Given task
Count how many lines mention the word "Firma". Write that number alone.

··· Data rows

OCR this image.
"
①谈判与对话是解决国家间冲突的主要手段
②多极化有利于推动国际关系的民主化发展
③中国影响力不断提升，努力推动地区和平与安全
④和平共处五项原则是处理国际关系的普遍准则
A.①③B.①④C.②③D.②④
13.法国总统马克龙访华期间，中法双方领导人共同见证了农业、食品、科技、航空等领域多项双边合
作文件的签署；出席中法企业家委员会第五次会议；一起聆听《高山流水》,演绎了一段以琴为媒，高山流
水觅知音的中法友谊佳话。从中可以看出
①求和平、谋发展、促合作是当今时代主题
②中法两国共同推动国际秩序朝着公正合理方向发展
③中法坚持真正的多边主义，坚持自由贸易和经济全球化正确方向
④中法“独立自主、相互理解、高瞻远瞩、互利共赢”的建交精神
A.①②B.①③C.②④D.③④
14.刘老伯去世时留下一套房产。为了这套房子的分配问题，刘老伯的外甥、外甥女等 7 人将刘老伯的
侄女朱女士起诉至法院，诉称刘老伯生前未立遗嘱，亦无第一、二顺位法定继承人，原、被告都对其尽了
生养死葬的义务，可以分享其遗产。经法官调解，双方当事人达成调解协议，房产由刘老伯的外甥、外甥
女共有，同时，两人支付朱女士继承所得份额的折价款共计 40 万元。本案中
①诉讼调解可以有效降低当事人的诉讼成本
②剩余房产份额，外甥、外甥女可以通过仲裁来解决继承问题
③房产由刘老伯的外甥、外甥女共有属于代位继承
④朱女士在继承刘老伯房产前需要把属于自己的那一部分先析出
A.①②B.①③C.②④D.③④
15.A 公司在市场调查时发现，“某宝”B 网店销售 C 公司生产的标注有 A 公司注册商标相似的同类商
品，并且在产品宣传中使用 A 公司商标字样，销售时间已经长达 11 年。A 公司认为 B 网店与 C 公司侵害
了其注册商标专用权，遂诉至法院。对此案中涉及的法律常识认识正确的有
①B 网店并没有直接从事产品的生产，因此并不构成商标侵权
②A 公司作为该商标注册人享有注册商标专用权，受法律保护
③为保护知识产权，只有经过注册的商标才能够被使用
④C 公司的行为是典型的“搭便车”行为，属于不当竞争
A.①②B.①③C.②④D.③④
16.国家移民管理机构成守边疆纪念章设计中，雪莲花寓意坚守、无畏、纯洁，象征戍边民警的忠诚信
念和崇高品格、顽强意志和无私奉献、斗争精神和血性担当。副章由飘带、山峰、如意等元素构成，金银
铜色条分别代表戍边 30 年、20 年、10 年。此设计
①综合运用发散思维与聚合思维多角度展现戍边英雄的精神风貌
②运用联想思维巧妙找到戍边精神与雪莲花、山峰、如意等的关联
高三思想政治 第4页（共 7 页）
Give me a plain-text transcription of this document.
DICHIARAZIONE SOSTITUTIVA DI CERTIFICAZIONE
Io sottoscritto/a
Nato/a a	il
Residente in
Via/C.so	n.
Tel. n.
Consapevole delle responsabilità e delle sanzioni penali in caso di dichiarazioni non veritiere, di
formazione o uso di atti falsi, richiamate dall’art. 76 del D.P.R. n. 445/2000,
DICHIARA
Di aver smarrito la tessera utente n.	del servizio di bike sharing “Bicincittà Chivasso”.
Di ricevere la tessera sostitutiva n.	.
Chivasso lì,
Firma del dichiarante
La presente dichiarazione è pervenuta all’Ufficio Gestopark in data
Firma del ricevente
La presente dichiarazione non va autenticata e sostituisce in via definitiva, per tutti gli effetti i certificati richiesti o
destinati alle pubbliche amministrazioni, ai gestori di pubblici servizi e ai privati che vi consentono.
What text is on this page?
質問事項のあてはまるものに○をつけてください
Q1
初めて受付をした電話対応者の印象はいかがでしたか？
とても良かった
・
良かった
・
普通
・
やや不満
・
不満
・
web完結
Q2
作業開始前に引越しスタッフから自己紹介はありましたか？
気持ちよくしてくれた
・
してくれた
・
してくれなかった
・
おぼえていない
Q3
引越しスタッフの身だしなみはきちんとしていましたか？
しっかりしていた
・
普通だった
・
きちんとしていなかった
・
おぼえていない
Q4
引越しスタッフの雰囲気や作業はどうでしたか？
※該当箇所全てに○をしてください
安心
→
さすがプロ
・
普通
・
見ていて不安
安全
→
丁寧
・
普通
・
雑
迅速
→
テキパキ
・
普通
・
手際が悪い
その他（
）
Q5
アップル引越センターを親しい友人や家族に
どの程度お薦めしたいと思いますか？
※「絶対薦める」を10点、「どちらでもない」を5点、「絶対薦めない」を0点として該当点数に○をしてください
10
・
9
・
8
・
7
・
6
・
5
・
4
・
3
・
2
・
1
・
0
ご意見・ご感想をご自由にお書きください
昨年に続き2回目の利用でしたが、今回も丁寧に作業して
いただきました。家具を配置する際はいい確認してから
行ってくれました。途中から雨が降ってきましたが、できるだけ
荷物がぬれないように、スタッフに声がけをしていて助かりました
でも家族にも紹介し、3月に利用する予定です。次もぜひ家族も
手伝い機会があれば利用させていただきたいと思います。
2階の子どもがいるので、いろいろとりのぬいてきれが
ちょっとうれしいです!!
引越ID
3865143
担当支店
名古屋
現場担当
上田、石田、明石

······

Exercise solution
2